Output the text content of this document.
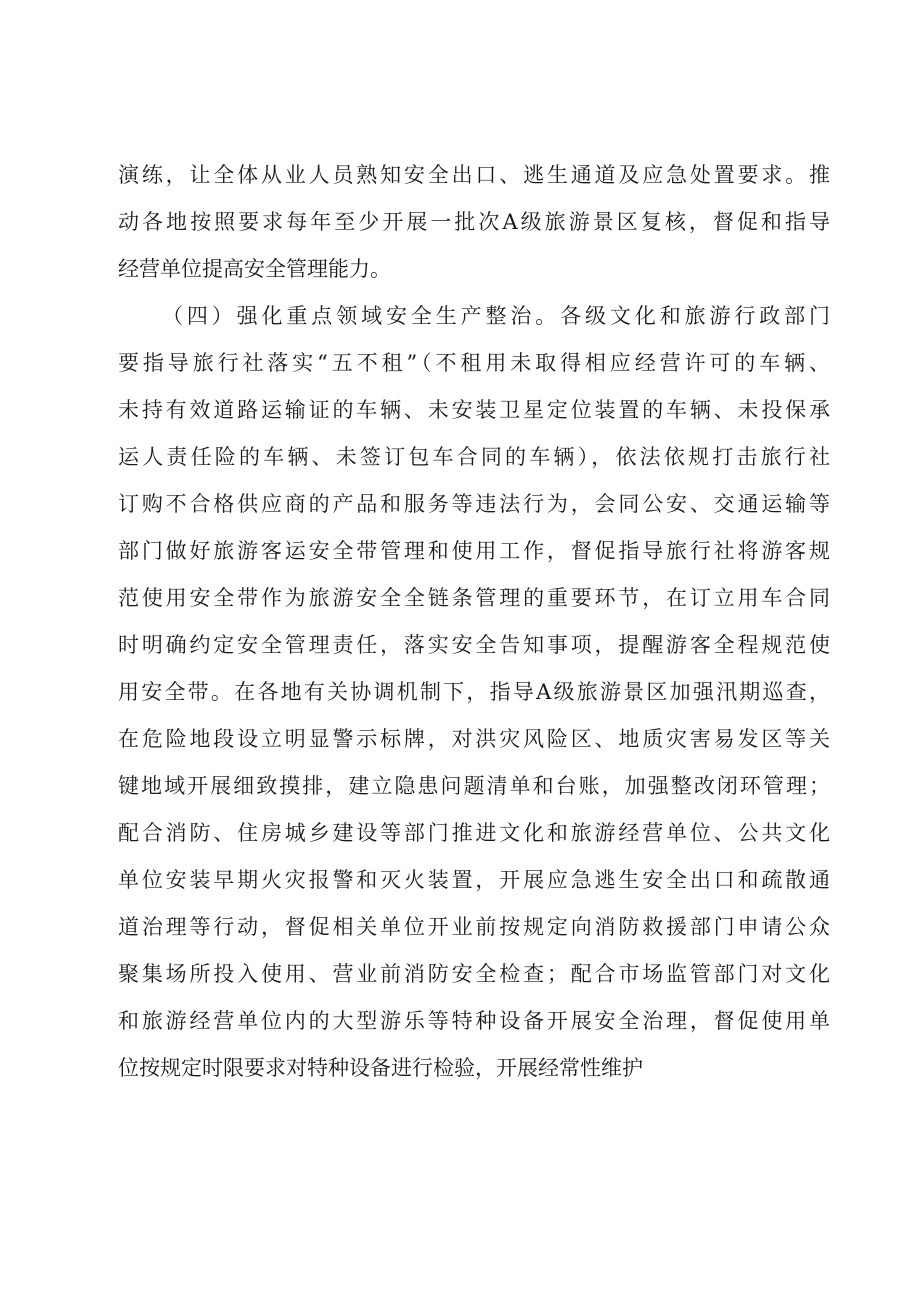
演练，让全体从业人员熟知安全出口、逃生通道及应急处置要求。推
动各地按照要求每年至少开展一批次A级旅游景区复核，督促和指导
经营单位提高安全管理能力。
（四）强化重点领域安全生产整治。各级文化和旅游行政部门
要指导旅行社落实“五不租”（不租用未取得相应经营许可的车辆、
未持有效道路运输证的车辆、未安装卫星定位装置的车辆、未投保承
运人责任险的车辆、未签订包车合同的车辆），依法依规打击旅行社
订购不合格供应商的产品和服务等违法行为，会同公安、交通运输等
部门做好旅游客运安全带管理和使用工作，督促指导旅行社将游客规
范使用安全带作为旅游安全全链条管理的重要环节，在订立用车合同
时明确约定安全管理责任，落实安全告知事项，提醒游客全程规范使
用安全带。在各地有关协调机制下，指导A级旅游景区加强汛期巡查，
在危险地段设立明显警示标牌，对洪灾风险区、地质灾害易发区等关
键地域开展细致摸排，建立隐患问题清单和台账，加强整改闭环管理；
配合消防、住房城乡建设等部门推进文化和旅游经营单位、公共文化
单位安装早期火灾报警和灭火装置，开展应急逃生安全出口和疏散通
道治理等行动，督促相关单位开业前按规定向消防救援部门申请公众
聚集场所投入使用、营业前消防安全检查；配合市场监管部门对文化
和旅游经营单位内的大型游乐等特种设备开展安全治理，督促使用单
位按规定时限要求对特种设备进行检验，开展经常性维护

════════

Your objective:
Print the complete listing exactly, apart from any pictures.

Correct result:
Output the text content of this document.
演练，让全体从业人员熟知安全出口、逃生通道及应急处置要求。推
动各地按照要求每年至少开展一批次A级旅游景区复核，督促和指导
经营单位提高安全管理能力。
（四）强化重点领域安全生产整治。各级文化和旅游行政部门
要指导旅行社落实“五不租”（不租用未取得相应经营许可的车辆、
未持有效道路运输证的车辆、未安装卫星定位装置的车辆、未投保承
运人责任险的车辆、未签订包车合同的车辆），依法依规打击旅行社
订购不合格供应商的产品和服务等违法行为，会同公安、交通运输等
部门做好旅游客运安全带管理和使用工作，督促指导旅行社将游客规
范使用安全带作为旅游安全全链条管理的重要环节，在订立用车合同
时明确约定安全管理责任，落实安全告知事项，提醒游客全程规范使
用安全带。在各地有关协调机制下，指导A级旅游景区加强汛期巡查，
在危险地段设立明显警示标牌，对洪灾风险区、地质灾害易发区等关
键地域开展细致摸排，建立隐患问题清单和台账，加强整改闭环管理；
配合消防、住房城乡建设等部门推进文化和旅游经营单位、公共文化
单位安装早期火灾报警和灭火装置，开展应急逃生安全出口和疏散通
道治理等行动，督促相关单位开业前按规定向消防救援部门申请公众
聚集场所投入使用、营业前消防安全检查；配合市场监管部门对文化
和旅游经营单位内的大型游乐等特种设备开展安全治理，督促使用单
位按规定时限要求对特种设备进行检验，开展经常性维护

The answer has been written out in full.